(Data to examine Opens)

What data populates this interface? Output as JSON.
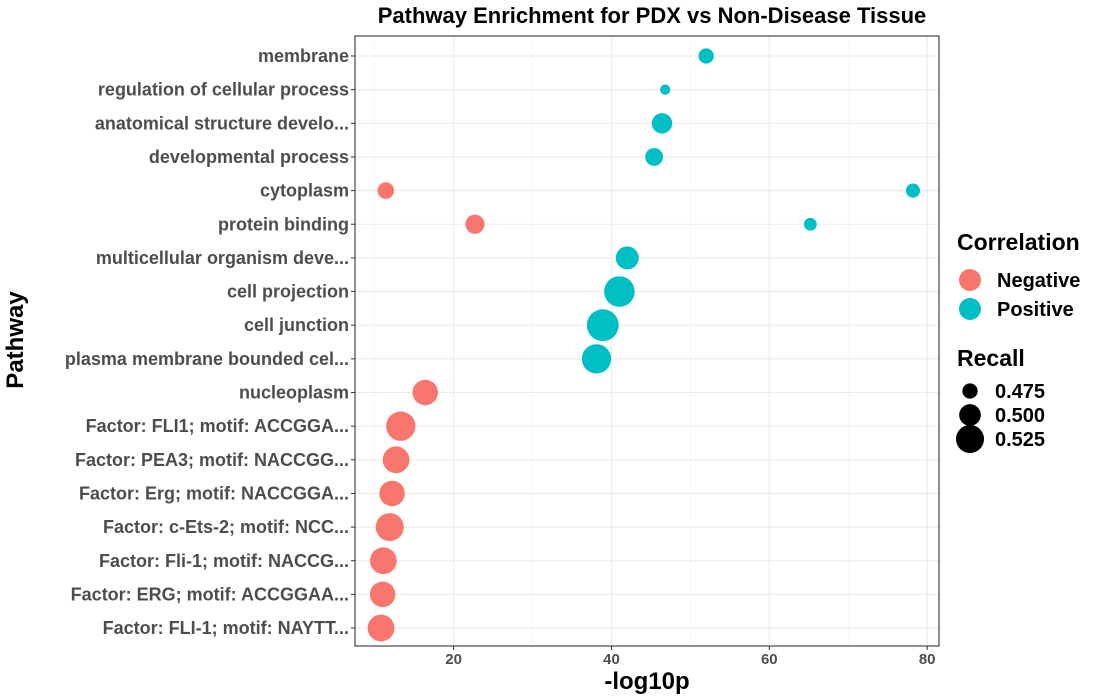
{
  "chart_data": {
    "type": "scatter",
    "title": "Pathway Enrichment for PDX vs Non-Disease Tissue",
    "xlabel": "-log10p",
    "ylabel": "Pathway",
    "xlim": [
      7.5,
      81.5
    ],
    "xticks": [
      20,
      40,
      60,
      80
    ],
    "grid": true,
    "legend_placement": "right",
    "categories": [
      "membrane",
      "regulation of cellular process",
      "anatomical structure develo...",
      "developmental process",
      "cytoplasm",
      "protein binding",
      "multicellular organism deve...",
      "cell projection",
      "cell junction",
      "plasma membrane bounded cel...",
      "nucleoplasm",
      "Factor: FLI1; motif: ACCGGA...",
      "Factor: PEA3; motif: NACCGG...",
      "Factor: Erg; motif: NACCGGA...",
      "Factor: c-Ets-2; motif: NCC...",
      "Factor: Fli-1; motif: NACCG...",
      "Factor: ERG; motif: ACCGGAA...",
      "Factor: FLI-1; motif: NAYTT..."
    ],
    "points": [
      {
        "pathway": "membrane",
        "x": 52.0,
        "recall": 0.475,
        "correlation": "Positive"
      },
      {
        "pathway": "regulation of cellular process",
        "x": 46.8,
        "recall": 0.455,
        "correlation": "Positive"
      },
      {
        "pathway": "anatomical structure develo...",
        "x": 46.4,
        "recall": 0.495,
        "correlation": "Positive"
      },
      {
        "pathway": "developmental process",
        "x": 45.4,
        "recall": 0.485,
        "correlation": "Positive"
      },
      {
        "pathway": "cytoplasm",
        "x": 78.2,
        "recall": 0.47,
        "correlation": "Positive"
      },
      {
        "pathway": "cytoplasm",
        "x": 11.4,
        "recall": 0.48,
        "correlation": "Negative"
      },
      {
        "pathway": "protein binding",
        "x": 65.2,
        "recall": 0.465,
        "correlation": "Positive"
      },
      {
        "pathway": "protein binding",
        "x": 22.7,
        "recall": 0.49,
        "correlation": "Negative"
      },
      {
        "pathway": "multicellular organism deve...",
        "x": 42.0,
        "recall": 0.505,
        "correlation": "Positive"
      },
      {
        "pathway": "cell projection",
        "x": 41.0,
        "recall": 0.535,
        "correlation": "Positive"
      },
      {
        "pathway": "cell junction",
        "x": 38.9,
        "recall": 0.54,
        "correlation": "Positive"
      },
      {
        "pathway": "plasma membrane bounded cel...",
        "x": 38.1,
        "recall": 0.53,
        "correlation": "Positive"
      },
      {
        "pathway": "nucleoplasm",
        "x": 16.4,
        "recall": 0.515,
        "correlation": "Negative"
      },
      {
        "pathway": "Factor: FLI1; motif: ACCGGA...",
        "x": 13.3,
        "recall": 0.53,
        "correlation": "Negative"
      },
      {
        "pathway": "Factor: PEA3; motif: NACCGG...",
        "x": 12.7,
        "recall": 0.52,
        "correlation": "Negative"
      },
      {
        "pathway": "Factor: Erg; motif: NACCGGA...",
        "x": 12.2,
        "recall": 0.515,
        "correlation": "Negative"
      },
      {
        "pathway": "Factor: c-Ets-2; motif: NCC...",
        "x": 11.9,
        "recall": 0.525,
        "correlation": "Negative"
      },
      {
        "pathway": "Factor: Fli-1; motif: NACCG...",
        "x": 11.1,
        "recall": 0.52,
        "correlation": "Negative"
      },
      {
        "pathway": "Factor: ERG; motif: ACCGGAA...",
        "x": 11.0,
        "recall": 0.515,
        "correlation": "Negative"
      },
      {
        "pathway": "Factor: FLI-1; motif: NAYTT...",
        "x": 10.8,
        "recall": 0.52,
        "correlation": "Negative"
      }
    ],
    "legend": {
      "color_title": "Correlation",
      "color_items": [
        {
          "label": "Negative",
          "color": "#F8766D"
        },
        {
          "label": "Positive",
          "color": "#00BFC4"
        }
      ],
      "size_title": "Recall",
      "size_items": [
        {
          "label": "0.475",
          "value": 0.475
        },
        {
          "label": "0.500",
          "value": 0.5
        },
        {
          "label": "0.525",
          "value": 0.525
        }
      ]
    },
    "colors": {
      "Negative": "#F8766D",
      "Positive": "#00BFC4"
    }
  }
}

(Data to examine Closes)

Your task:
Could you copy every line in the records that holds "ACCGGAA"?

Exercise answer:
      "Factor: ERG; motif: ACCGGAA...",
        "pathway": "Factor: ERG; motif: ACCGGAA...",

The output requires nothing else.